## Extracted material
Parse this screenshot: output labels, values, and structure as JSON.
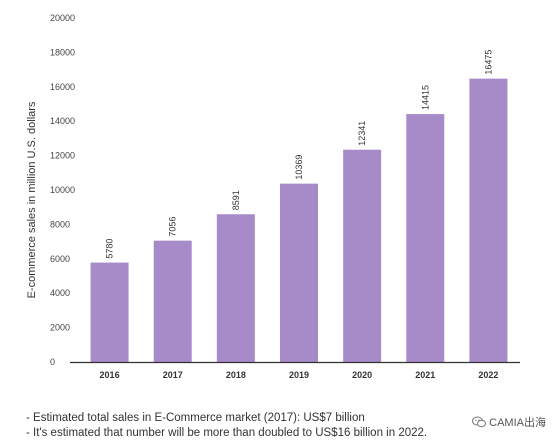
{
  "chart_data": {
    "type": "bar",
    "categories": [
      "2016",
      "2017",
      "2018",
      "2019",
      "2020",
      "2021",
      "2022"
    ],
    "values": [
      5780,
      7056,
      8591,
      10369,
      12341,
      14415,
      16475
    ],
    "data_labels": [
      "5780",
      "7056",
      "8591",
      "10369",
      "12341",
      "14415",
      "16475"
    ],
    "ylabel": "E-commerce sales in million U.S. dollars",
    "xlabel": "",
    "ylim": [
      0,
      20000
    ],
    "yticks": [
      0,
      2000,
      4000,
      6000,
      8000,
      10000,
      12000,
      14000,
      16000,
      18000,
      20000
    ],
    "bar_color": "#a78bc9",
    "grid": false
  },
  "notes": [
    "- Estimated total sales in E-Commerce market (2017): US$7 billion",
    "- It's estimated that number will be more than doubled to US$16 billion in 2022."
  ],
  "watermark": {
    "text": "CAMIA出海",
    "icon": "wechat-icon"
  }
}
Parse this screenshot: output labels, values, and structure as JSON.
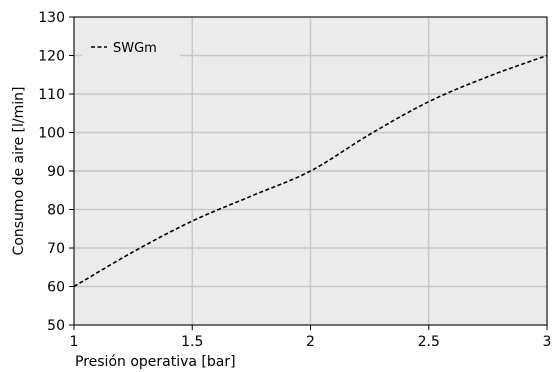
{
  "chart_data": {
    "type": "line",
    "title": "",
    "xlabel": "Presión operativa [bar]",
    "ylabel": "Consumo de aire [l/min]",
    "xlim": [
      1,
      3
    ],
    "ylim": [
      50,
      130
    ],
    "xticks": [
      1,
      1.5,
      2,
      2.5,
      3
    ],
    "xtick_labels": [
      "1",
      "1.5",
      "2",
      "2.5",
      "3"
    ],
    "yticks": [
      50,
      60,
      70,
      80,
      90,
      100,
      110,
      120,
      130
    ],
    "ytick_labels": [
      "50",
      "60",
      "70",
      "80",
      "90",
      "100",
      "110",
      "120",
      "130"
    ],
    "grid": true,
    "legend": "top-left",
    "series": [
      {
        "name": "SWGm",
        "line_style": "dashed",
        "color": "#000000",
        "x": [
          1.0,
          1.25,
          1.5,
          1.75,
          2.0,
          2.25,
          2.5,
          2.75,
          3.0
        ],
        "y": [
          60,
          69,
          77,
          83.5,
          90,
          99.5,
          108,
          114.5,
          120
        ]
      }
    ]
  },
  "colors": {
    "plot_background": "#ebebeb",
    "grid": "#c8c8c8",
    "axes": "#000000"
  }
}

## Exercise aim
Your task is an exact transcription of all the data, minus the pictures.

## Solution
Parse this screenshot: output labels, values, and structure as JSON.
{
  "chart_data": {
    "type": "bar",
    "categories": [
      "2016",
      "2017",
      "2018",
      "2019",
      "2020",
      "2021",
      "2022"
    ],
    "values": [
      5780,
      7056,
      8591,
      10369,
      12341,
      14415,
      16475
    ],
    "data_labels": [
      "5780",
      "7056",
      "8591",
      "10369",
      "12341",
      "14415",
      "16475"
    ],
    "ylabel": "E-commerce sales in million U.S. dollars",
    "xlabel": "",
    "ylim": [
      0,
      20000
    ],
    "yticks": [
      0,
      2000,
      4000,
      6000,
      8000,
      10000,
      12000,
      14000,
      16000,
      18000,
      20000
    ],
    "bar_color": "#a78bc9",
    "grid": false
  },
  "notes": [
    "- Estimated total sales in E-Commerce market (2017): US$7 billion",
    "- It's estimated that number will be more than doubled to US$16 billion in 2022."
  ],
  "watermark": {
    "text": "CAMIA出海",
    "icon": "wechat-icon"
  }
}
Parse this screenshot: output labels, values, and structure as JSON.
{
  "chart_data": {
    "type": "line",
    "title": "",
    "xlabel": "Presión operativa [bar]",
    "ylabel": "Consumo de aire [l/min]",
    "xlim": [
      1,
      3
    ],
    "ylim": [
      50,
      130
    ],
    "xticks": [
      1,
      1.5,
      2,
      2.5,
      3
    ],
    "xtick_labels": [
      "1",
      "1.5",
      "2",
      "2.5",
      "3"
    ],
    "yticks": [
      50,
      60,
      70,
      80,
      90,
      100,
      110,
      120,
      130
    ],
    "ytick_labels": [
      "50",
      "60",
      "70",
      "80",
      "90",
      "100",
      "110",
      "120",
      "130"
    ],
    "grid": true,
    "legend": "top-left",
    "series": [
      {
        "name": "SWGm",
        "line_style": "dashed",
        "color": "#000000",
        "x": [
          1.0,
          1.25,
          1.5,
          1.75,
          2.0,
          2.25,
          2.5,
          2.75,
          3.0
        ],
        "y": [
          60,
          69,
          77,
          83.5,
          90,
          99.5,
          108,
          114.5,
          120
        ]
      }
    ]
  },
  "colors": {
    "plot_background": "#ebebeb",
    "grid": "#c8c8c8",
    "axes": "#000000"
  }
}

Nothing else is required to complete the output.